1. 给出n条水平直线和m条竖直直线，k个石头，石头只能放在直线交点，问最多能组成多少边平行于直线的矩形

$n, m \leq 30000, k \leq n \times m$

【题解】暴力即可。注意边界。

# include <stdio.h>
# include <stdlib.h>
# include <string.h>
# include <algorithm>
# include <math.h>
# include <iostream>

using namespace std;

int n, m, k;
long long ans = 0;

inline long long get(int i, int j) {
	return (long long)i*(i-1)/2 * (long long)j*(j-1)/2;
}

int main() {
	freopen("rectangle.in", "r", stdin);
	freopen("rectangle.out", "w", stdout);
	
	int i;
	
	scanf("%d%d%d", &n, &m, &k);
	
	if(n>m) swap(n, m);
	
	int s = sqrt(k);
	if(s*s == k) i=s;
	else i=s+1;
	
	for (; i>=2; --i) {
		int j=k/i;
		if(min(i, j) > n || max(i, j) > m) continue;
		if(k%i == 0) {
			long long cur = get(i, j);
			if(cur > ans) ans = cur;
		} else {
			int res = k-i*j;
			long long cur=0;
//			cout << "i=" << i << endl;
			if (i == n && j == m) continue;
//			cout << "i=" << i << " j=" << j << endl;
			if (min(i, j+1) <= n && max(i, j+1) <= m) {
				int a = i, b = j+1, c = res;
//				printf("a=%d, b=%d, c=%d\n", a, b, c);
				cur = get(b, c) + get(a, b-1) - get(b-1, c);
//				printf("%lld %lld %lld\n", get(b, c), get(a, b-1), get(b-1, c));
				if(cur > ans) ans = cur;
			}
		}
	}
	
	cout << ans << endl;
	
	fclose(stdin);
	fclose(stdout);
	return 0;
}

2. 求斐波那契数列的第x~y项之和。T组询问。对$10^4$取模。

布置任务 1 =
这篇题解的程序从哪个文件读入数据？
布置任务 2 =
把这篇题解的程序用 #include 引入的头文件全部列出来。
布置任务 3 =
从这篇题解最后一句往后续写。

提供数据 =
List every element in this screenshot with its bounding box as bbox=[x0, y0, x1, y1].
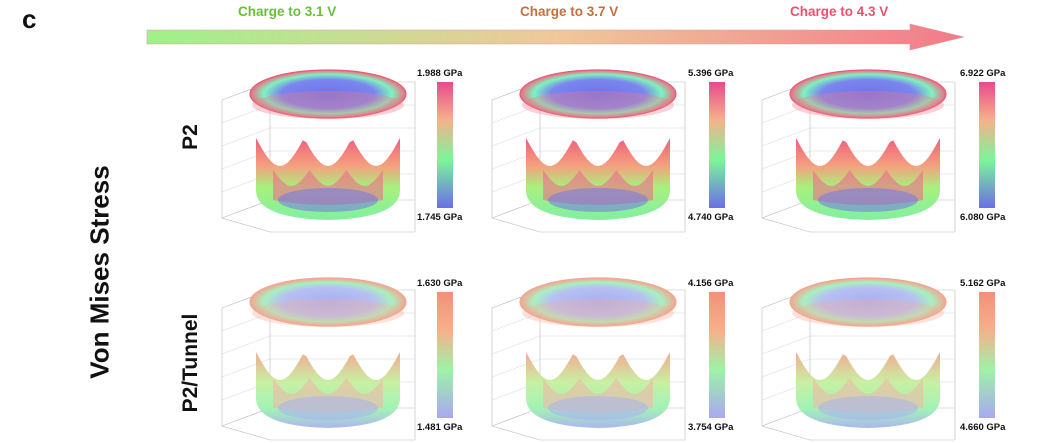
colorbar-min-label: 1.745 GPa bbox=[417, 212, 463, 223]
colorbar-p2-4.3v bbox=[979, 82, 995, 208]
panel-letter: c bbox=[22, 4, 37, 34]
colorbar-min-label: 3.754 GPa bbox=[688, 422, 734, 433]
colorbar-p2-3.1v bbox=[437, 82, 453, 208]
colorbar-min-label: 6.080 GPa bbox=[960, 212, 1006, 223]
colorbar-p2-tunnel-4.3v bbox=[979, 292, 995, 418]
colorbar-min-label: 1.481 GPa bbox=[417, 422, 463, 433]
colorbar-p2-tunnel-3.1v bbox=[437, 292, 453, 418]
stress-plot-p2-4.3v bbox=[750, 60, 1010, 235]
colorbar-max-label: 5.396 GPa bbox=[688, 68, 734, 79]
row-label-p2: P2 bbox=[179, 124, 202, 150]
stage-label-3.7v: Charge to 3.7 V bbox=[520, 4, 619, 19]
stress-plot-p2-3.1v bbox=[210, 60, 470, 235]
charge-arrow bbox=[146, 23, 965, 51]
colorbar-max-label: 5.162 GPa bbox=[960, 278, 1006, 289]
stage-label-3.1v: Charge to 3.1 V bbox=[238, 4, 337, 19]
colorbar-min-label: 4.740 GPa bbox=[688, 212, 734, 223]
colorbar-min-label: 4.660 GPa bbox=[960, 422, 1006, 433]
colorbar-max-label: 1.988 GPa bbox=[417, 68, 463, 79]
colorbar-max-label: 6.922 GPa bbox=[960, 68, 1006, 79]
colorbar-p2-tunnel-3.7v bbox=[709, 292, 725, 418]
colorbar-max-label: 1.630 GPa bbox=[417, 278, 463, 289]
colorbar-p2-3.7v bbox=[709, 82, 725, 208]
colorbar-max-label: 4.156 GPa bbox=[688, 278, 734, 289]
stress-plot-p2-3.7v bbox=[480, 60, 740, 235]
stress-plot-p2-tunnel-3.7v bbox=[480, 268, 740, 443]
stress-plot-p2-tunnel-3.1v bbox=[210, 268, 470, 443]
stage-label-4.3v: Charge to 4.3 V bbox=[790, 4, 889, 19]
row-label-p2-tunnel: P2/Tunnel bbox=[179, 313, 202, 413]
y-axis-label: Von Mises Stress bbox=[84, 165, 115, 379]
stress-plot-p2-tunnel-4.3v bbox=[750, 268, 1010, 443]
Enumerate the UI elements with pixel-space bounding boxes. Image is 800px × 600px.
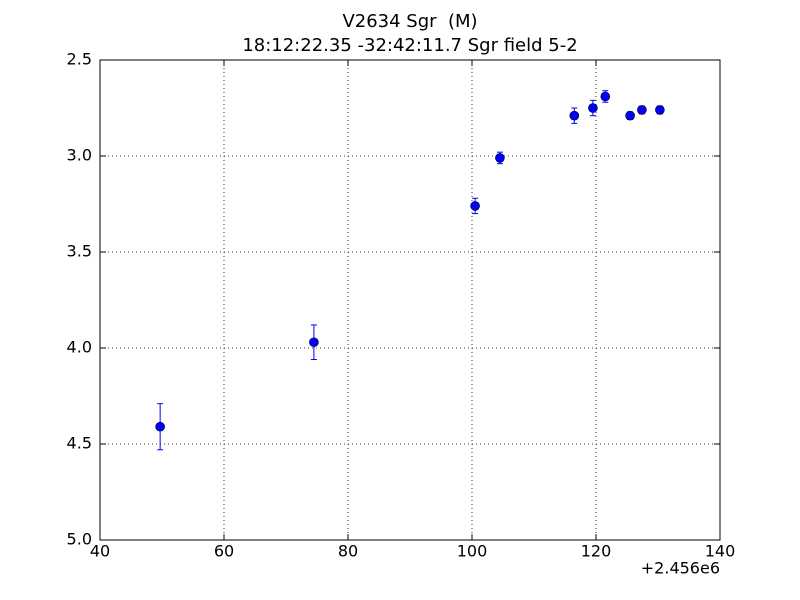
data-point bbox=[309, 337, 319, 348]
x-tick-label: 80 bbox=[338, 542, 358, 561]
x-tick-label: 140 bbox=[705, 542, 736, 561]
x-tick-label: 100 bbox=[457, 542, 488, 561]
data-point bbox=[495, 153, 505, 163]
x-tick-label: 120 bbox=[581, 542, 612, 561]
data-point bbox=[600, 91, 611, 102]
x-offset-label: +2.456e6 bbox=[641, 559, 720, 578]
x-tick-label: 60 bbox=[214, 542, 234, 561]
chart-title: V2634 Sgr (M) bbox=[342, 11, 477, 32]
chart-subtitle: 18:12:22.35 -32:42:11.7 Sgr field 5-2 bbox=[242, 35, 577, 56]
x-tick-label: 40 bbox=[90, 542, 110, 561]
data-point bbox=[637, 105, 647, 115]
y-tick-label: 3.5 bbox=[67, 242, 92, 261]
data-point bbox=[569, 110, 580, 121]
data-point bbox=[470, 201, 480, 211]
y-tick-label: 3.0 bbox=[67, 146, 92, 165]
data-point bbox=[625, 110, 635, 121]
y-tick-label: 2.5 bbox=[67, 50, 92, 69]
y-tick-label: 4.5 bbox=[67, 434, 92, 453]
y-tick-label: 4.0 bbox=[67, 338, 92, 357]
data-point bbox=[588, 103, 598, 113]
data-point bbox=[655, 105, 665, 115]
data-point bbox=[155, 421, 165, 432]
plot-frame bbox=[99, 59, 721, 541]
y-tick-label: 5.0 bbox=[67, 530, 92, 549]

书面回答 1 =
从 rectangle.in 文件读入。

书面回答 2 =
stdio.h、stdlib.h、string.h、algorithm、math.h、iostream

书面回答 3 =
$x, y \leq 2^{31}-1$

【题解】

方法一：构造矩阵乘法，加入前缀和$s_{i-1}$和$s_{i-2}$两维转移。复杂度$O(4^{3}Tlogy)$

方法二：构造矩阵乘法，由于$s_{i} = f_{i+2} - 1$即可矩阵乘$f$，从而推出。复杂度$O(2^{3}Tlogy)$

方法三：由于对$10^4$取模，尾数每$1.5\times10^{4}$是一个循环，从而较快算出前缀和。复杂度$O(15000+T)$

我用的是方法一

# include <stdio.h>
# include <stdlib.h>
# include <string.h>
# include <algorithm>
# include <iostream>

using namespace std;

struct matrix {
	int n, m, a[20][20];
} t1, t2, f1, f2, tem1, tem2;
const int MOD=1e4;

inline void add(int &x, int y) {
	y = y % MOD;
	x = (x+y) % MOD;
}

inline struct matrix mul(struct matrix a, struct matrix b) {
	struct matrix c;
	memset(c.a, 0, sizeof(c.a));
	c.n=a.n, c.m=b.m;
	for (int i=1; i<=c.n; ++i)
		for (int j=1; j<=c.m; ++j) 
			for (int k=1; k<=a.m; ++k)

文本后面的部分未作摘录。